- [ЗАДАНИЯ ДЛЯ ВЫПОЛНЕНИЯ]:
1 – Переведите на английский язык следующее предложение из фрагмента текста о дихотомии Восток-Запад: «Сравнительный анализ различных политических систем и типов политической культуры сквозь призму дихотомии Восток-Запад в историческом и теоретическом плане нередко наталкивается на серьезные методологические трудности».
2 – Преобразуйте в JSON-список строк только те строки записей, которые идут от строки, содержащей «code-viewport[interactable]: 2| ( )_», до строки, содержащей «maximize-panel-icon[interactable] xyxy=(909,400,920,411)», включительно. Каждой строке должен соответствовать один элемент списка, пустые строки опустите.

- [ФРАГМЕНТ ТЕКСТА]:
----

Текст научной работы на тему «Дихотомия Восток-Запад в структуре сравнительного анализа политической культур»

РАЗДЕЛ VIII. ПОЛИТИЧЕСКАЯ И ПРАВОВАЯ КУЛЬТУРА

УДК 316.72:321(4+5)

В. А. Гуторов Дихотомия Восток-Запад

в структуре сравнительного анализа политической культуры

Сравнительный анализ различных политических систем и типов политической культуры сквозь призму дихотомии Восток-Запад в историческом и теоретическом плане нередко наталкивается на серьезные методологические трудности. Опыт тоталитарных диктатур, пережитый европейскими народами в первой половине XX в., и возникновение в XXI в. новых идеологических версий противостояния «либерального Запада» и «авторитарного Востока» не могли не способствовать формированию весьма устойчивых исторических мифов. Их постоянное воспроизведение в общественном сознании влияет на систематические обострения кризисных ситуаций в современном мире.

----

- [ЗАПИСАННЫЕ ДАННЫЕ]:
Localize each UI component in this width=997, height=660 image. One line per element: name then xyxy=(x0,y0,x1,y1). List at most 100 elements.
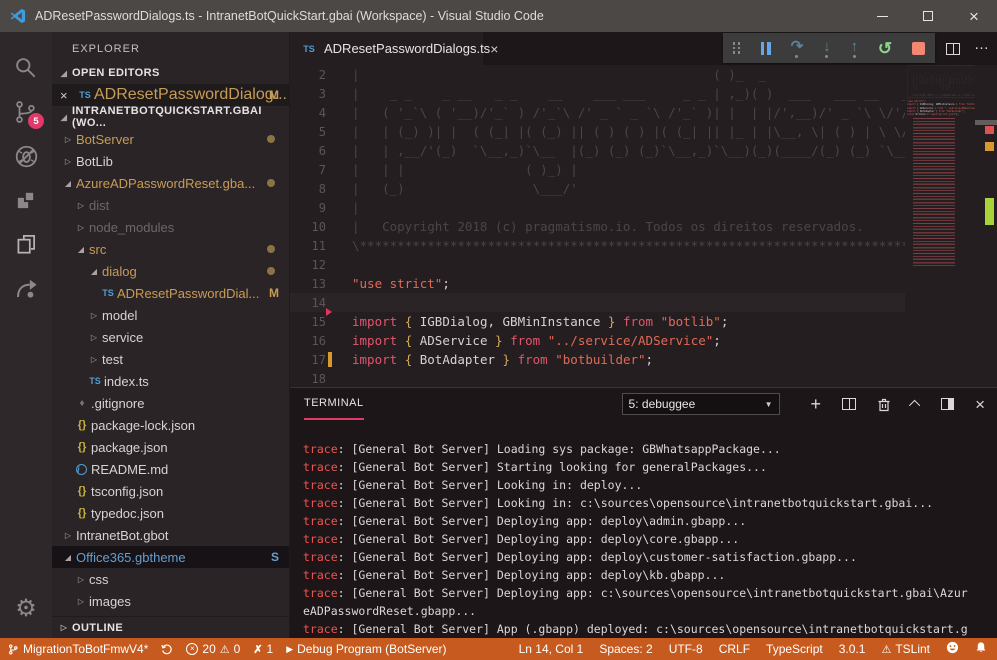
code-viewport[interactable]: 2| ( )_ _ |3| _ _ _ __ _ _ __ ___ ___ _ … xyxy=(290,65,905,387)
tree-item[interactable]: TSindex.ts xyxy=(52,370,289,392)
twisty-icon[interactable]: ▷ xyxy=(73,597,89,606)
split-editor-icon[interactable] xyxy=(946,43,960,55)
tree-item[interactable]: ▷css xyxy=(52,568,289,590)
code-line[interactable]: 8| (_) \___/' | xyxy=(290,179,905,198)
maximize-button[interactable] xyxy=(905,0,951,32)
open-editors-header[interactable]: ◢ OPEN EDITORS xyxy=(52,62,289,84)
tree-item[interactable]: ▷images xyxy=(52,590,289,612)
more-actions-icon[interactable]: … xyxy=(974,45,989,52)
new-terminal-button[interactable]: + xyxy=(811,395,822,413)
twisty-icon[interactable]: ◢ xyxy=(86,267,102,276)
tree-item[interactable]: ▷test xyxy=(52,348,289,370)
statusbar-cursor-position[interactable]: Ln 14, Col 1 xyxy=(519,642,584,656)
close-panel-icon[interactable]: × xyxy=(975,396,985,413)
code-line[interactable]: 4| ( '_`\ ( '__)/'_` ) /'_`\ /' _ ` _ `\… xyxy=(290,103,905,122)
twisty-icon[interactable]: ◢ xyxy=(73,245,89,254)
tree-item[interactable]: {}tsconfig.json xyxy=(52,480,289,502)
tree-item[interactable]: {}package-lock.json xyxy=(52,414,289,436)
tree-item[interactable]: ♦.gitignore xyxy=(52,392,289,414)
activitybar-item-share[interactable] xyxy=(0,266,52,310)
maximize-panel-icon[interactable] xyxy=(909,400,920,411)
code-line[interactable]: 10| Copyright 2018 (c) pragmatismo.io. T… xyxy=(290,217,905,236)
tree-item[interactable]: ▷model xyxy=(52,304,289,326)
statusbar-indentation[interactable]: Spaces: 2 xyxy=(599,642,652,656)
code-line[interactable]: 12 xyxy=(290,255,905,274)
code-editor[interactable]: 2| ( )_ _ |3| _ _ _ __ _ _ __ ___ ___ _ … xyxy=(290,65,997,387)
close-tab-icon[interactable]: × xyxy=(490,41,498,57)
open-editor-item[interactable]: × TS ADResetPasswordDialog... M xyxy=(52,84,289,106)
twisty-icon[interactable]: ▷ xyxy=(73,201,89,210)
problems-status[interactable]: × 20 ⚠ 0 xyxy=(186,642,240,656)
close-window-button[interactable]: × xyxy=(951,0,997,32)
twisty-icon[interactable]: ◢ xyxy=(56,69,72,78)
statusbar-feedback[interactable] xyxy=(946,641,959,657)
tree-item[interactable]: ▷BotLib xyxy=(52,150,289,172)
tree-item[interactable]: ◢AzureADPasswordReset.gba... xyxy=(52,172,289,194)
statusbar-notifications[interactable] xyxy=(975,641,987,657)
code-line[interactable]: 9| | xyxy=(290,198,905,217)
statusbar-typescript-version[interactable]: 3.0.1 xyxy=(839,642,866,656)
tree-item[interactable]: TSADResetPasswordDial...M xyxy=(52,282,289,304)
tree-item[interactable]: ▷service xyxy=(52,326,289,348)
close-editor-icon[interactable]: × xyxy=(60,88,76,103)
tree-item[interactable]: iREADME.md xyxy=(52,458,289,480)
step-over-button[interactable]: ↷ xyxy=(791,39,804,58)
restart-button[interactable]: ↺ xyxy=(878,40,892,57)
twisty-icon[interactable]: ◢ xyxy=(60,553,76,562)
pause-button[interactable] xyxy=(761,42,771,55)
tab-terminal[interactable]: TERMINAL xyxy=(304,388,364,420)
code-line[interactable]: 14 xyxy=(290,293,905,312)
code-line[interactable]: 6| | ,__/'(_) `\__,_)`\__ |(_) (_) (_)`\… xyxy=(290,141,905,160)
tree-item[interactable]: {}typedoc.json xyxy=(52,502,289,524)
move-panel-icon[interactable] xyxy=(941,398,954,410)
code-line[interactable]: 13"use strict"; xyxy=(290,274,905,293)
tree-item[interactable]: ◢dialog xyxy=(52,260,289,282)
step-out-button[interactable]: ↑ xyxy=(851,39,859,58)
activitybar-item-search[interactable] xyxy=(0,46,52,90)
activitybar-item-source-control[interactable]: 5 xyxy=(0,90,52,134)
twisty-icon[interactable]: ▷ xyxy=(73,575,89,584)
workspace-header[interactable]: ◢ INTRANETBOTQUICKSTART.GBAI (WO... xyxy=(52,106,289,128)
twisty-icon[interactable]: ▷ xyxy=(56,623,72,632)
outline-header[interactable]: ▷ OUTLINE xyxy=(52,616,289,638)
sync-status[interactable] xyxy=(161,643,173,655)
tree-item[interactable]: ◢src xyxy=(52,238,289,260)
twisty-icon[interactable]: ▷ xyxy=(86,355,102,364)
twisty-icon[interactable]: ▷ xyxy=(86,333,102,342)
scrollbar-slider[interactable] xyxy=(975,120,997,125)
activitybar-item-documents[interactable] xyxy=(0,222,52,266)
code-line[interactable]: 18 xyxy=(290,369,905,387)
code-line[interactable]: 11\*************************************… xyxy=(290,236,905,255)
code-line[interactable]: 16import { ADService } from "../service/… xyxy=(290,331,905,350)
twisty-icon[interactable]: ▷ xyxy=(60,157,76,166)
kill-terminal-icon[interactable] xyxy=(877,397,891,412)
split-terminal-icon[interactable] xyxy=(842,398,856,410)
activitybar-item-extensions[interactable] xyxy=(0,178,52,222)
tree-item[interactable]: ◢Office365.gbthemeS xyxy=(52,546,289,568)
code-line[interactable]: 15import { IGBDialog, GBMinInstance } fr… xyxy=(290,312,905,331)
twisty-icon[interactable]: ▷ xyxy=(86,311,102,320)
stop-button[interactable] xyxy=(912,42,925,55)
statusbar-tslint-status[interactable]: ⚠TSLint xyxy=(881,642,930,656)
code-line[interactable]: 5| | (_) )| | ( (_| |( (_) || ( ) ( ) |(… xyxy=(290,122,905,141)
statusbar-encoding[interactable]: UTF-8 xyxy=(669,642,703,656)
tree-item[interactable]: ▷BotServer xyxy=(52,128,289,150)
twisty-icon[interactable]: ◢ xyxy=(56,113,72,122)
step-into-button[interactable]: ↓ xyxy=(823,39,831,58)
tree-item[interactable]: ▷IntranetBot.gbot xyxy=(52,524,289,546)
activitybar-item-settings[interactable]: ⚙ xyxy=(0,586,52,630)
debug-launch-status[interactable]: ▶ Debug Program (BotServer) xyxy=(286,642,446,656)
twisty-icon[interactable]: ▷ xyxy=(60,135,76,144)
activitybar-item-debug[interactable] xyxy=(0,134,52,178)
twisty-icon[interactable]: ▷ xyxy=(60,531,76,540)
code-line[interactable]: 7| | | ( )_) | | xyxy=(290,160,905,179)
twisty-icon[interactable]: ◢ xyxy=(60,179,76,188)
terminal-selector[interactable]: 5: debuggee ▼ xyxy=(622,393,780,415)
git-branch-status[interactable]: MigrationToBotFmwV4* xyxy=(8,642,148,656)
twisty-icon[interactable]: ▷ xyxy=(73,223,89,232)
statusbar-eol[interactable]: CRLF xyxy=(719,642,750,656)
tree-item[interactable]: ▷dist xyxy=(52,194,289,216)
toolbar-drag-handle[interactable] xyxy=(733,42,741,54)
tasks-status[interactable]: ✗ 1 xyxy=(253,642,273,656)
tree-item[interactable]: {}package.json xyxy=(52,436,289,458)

----

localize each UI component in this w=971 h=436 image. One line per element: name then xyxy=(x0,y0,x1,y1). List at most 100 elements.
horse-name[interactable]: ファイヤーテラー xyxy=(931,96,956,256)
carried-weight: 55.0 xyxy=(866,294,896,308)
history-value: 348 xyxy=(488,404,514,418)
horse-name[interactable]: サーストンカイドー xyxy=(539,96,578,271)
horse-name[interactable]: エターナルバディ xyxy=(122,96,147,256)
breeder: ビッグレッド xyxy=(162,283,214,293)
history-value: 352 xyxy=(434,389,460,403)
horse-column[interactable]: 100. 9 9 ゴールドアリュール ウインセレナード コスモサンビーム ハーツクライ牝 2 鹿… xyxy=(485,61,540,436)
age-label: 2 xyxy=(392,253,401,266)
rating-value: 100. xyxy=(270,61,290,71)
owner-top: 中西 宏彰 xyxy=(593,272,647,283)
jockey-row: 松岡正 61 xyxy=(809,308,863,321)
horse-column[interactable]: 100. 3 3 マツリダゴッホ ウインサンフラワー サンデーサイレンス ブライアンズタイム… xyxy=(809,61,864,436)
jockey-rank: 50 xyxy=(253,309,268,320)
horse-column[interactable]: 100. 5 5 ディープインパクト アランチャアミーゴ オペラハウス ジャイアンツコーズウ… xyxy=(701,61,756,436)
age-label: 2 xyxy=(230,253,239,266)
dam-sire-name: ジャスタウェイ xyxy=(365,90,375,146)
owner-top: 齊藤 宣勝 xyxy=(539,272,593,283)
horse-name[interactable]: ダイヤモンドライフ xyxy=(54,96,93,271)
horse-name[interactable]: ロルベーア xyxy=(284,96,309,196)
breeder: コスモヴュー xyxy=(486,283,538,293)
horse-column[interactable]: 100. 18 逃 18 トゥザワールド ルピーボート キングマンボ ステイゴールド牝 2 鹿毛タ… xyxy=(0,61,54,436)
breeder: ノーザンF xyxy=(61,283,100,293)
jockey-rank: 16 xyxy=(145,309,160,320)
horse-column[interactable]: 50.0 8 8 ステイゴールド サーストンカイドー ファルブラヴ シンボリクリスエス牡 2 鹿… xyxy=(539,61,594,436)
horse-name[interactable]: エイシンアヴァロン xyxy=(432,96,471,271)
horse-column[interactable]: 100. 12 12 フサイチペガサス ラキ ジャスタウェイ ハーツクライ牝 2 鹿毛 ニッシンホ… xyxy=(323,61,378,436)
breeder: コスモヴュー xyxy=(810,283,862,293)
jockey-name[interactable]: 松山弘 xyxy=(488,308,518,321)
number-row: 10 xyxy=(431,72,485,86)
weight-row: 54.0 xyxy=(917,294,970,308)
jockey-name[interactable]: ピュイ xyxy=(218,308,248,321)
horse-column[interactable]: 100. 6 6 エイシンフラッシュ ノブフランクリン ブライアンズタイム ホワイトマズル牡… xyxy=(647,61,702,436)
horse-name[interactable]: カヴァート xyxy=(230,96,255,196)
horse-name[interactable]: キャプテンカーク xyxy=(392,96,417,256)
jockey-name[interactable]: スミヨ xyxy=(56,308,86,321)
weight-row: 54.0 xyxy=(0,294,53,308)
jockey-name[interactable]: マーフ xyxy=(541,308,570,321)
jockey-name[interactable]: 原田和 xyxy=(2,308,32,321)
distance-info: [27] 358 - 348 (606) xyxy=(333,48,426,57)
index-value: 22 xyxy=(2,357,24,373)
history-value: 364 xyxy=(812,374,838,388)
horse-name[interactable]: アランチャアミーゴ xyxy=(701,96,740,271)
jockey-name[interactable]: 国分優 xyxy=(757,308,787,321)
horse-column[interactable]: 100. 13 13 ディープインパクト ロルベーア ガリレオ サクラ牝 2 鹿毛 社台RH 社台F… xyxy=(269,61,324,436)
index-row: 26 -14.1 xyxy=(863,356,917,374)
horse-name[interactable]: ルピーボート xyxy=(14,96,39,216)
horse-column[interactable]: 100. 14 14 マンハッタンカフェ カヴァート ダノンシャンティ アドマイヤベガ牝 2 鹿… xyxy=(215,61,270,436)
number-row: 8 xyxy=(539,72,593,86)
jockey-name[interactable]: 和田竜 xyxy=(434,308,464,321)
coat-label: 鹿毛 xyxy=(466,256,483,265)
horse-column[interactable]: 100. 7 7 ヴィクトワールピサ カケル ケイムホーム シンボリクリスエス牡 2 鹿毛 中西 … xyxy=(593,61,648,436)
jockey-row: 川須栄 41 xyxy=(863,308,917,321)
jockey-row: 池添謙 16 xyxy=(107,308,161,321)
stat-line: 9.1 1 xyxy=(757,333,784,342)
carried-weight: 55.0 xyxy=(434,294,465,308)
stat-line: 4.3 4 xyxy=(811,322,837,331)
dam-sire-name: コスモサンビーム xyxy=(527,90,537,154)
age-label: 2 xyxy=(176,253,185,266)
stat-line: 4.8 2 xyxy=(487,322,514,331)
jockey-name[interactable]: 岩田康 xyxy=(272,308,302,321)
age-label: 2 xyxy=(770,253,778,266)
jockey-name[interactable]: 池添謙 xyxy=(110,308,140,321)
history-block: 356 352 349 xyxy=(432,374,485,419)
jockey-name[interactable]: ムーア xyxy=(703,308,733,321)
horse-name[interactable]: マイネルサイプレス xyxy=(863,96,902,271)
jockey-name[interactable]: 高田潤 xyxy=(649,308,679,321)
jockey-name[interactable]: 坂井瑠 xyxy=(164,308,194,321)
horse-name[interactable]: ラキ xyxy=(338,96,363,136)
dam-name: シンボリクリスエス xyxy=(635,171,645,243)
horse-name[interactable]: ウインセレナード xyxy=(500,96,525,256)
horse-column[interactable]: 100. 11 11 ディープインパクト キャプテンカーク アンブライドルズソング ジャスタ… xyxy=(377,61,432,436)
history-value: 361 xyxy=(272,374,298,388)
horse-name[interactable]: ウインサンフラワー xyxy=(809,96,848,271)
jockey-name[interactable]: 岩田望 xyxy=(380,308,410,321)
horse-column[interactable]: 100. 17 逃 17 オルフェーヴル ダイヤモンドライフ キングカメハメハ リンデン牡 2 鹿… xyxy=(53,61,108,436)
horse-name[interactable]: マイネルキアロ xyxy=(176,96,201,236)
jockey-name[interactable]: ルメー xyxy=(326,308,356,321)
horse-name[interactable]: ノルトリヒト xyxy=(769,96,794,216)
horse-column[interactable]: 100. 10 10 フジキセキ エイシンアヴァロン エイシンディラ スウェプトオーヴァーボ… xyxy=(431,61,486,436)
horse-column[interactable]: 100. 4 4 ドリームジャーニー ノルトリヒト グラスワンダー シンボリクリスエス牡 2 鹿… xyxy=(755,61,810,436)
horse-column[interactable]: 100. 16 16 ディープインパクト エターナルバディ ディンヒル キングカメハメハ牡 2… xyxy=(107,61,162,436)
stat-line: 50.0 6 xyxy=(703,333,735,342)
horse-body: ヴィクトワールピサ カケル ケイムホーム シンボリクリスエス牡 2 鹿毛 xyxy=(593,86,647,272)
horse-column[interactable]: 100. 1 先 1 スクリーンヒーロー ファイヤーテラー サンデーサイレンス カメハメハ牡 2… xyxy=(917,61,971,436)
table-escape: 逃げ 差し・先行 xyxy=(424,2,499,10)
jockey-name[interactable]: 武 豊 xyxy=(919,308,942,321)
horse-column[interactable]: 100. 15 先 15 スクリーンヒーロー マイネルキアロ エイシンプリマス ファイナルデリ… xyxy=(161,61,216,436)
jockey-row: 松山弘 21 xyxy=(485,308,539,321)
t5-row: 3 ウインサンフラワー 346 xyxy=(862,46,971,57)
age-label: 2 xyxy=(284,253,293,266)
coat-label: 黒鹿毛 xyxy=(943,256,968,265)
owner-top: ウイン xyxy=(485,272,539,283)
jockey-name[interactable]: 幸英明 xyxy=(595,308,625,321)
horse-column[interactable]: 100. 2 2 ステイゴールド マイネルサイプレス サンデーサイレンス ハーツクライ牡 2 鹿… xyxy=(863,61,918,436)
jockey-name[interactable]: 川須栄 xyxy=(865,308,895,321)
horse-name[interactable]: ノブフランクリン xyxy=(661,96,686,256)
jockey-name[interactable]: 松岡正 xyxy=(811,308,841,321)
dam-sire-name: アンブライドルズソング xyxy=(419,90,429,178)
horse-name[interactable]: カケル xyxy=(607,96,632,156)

----

- [ОТВЕТЫ НИЖЕ]:
1 – A comparative analysis of various political systems and types of political culture through the prism of the East–West dichotomy, in historical and theoretical terms, often runs into serious methodological difficulties.

2 –
[
  "code-viewport[interactable]: 2| ( )_ _ |3| _ _ _ __ _ _ __ ___ ___ _ … xyxy=(290,65,905,387)",
  "tree-item[interactable]: TSindex.ts xyxy=(52,370,289,392)",
  "twisty-icon[interactable]: ▷ xyxy=(73,597,89,606)",
  "split-editor-icon[interactable] xyxy=(946,43,960,55)",
  "tree-item[interactable]: ▷css xyxy=(52,568,289,590)",
  "code-line[interactable]: 8| (_) \\___/' | xyxy=(290,179,905,198)",
  "maximize-button[interactable] xyxy=(905,0,951,32)",
  "open-editors-header[interactable]: ◢ OPEN EDITORS xyxy=(52,62,289,84)",
  "tree-item[interactable]: ▷images xyxy=(52,590,289,612)",
  "more-actions-icon[interactable]: … xyxy=(974,45,989,52)",
  "new-terminal-button[interactable]: + xyxy=(811,395,822,413)",
  "twisty-icon[interactable]: ◢ xyxy=(86,267,102,276)",
  "tree-item[interactable]: ▷test xyxy=(52,348,289,370)",
  "statusbar-cursor-position[interactable]: Ln 14, Col 1 xyxy=(519,642,584,656)",
  "close-panel-icon[interactable]: × xyxy=(975,396,985,413)",
  "code-line[interactable]: 4| ( '_`\\ ( '__)/'_` ) /'_`\\ /' _ ` _ `\\… xyxy=(290,103,905,122)",
  "twisty-icon[interactable]: ◢ xyxy=(73,245,89,254)",
  "tree-item[interactable]: {}tsconfig.json xyxy=(52,480,289,502)",
  "tree-item[interactable]: {}package-lock.json xyxy=(52,414,289,436)",
  "tree-item[interactable]: ♦.gitignore xyxy=(52,392,289,414)",
  "activitybar-item-share[interactable] xyxy=(0,266,52,310)",
  "maximize-panel-icon[interactable] xyxy=(909,400,920,411)"
]